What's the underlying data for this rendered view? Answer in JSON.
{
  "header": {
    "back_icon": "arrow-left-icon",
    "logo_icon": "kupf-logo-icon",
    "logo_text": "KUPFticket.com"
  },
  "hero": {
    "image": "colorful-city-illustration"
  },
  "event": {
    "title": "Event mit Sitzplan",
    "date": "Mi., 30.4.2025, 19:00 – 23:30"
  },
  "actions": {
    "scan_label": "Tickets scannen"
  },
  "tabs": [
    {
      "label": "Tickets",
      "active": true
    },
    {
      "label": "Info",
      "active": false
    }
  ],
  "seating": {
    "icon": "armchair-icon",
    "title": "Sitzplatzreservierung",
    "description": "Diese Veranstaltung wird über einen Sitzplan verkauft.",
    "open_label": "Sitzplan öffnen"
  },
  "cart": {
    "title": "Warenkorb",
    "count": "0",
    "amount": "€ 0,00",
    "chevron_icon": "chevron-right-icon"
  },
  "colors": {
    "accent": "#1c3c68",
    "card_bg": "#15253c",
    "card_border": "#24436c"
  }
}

------

_Goal of the exercise_
Look above for lines with the word "title" and copy them all.

_Task answer_
    "title": "Event mit Sitzplan",
    "title": "Sitzplatzreservierung",
    "title": "Warenkorb",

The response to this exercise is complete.